◆ **Brief**: Each line below should be retyped exactly, with no pictures.

• • • •

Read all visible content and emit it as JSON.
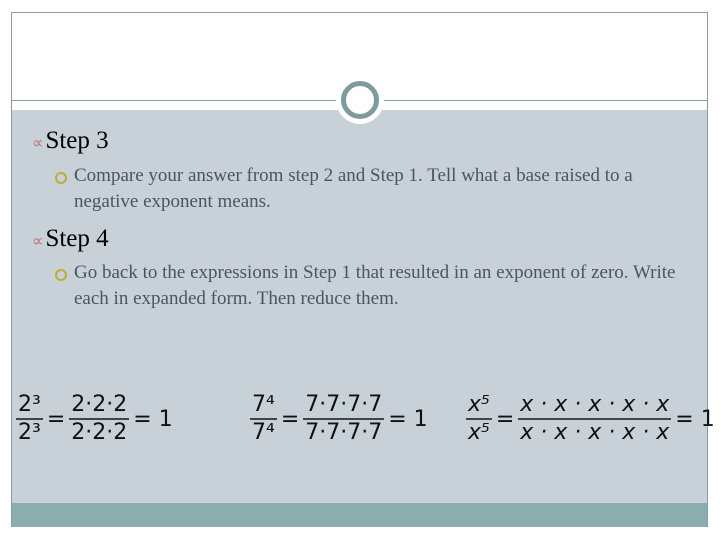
{
  "slide": {
    "colors": {
      "panel": "#c7d1d7",
      "footer": "#8aadad",
      "circle": "#7e9b9b",
      "bullet": "#b8b030"
    },
    "sections": [
      {
        "heading": "Step 3",
        "text": "Compare your answer from step 2 and Step 1.  Tell what a base raised to a negative exponent means."
      },
      {
        "heading": "Step 4",
        "text": "Go back to the expressions in Step 1 that resulted in an exponent of zero.  Write each in expanded form.  Then reduce them."
      }
    ],
    "equations": [
      {
        "num": "2³",
        "den": "2³",
        "exp_num": "2·2·2",
        "exp_den": "2·2·2",
        "result": "= 1"
      },
      {
        "num": "7⁴",
        "den": "7⁴",
        "exp_num": "7·7·7·7",
        "exp_den": "7·7·7·7",
        "result": "= 1"
      },
      {
        "num": "x⁵",
        "den": "x⁵",
        "exp_num": "x · x · x · x · x",
        "exp_den": "x · x · x · x · x",
        "result": "= 1"
      }
    ],
    "eq_sign": "="
  }
}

• • • •

◆ **Finished exercise**:
Read all visible content and emit it as JSON.
{
  "slide": {
    "colors": {
      "panel": "#c7d1d7",
      "footer": "#8aadad",
      "circle": "#7e9b9b",
      "bullet": "#b8b030"
    },
    "sections": [
      {
        "heading": "Step 3",
        "text": "Compare your answer from step 2 and Step 1.  Tell what a base raised to a negative exponent means."
      },
      {
        "heading": "Step 4",
        "text": "Go back to the expressions in Step 1 that resulted in an exponent of zero.  Write each in expanded form.  Then reduce them."
      }
    ],
    "equations": [
      {
        "num": "2³",
        "den": "2³",
        "exp_num": "2·2·2",
        "exp_den": "2·2·2",
        "result": "= 1"
      },
      {
        "num": "7⁴",
        "den": "7⁴",
        "exp_num": "7·7·7·7",
        "exp_den": "7·7·7·7",
        "result": "= 1"
      },
      {
        "num": "x⁵",
        "den": "x⁵",
        "exp_num": "x · x · x · x · x",
        "exp_den": "x · x · x · x · x",
        "result": "= 1"
      }
    ],
    "eq_sign": "="
  }
}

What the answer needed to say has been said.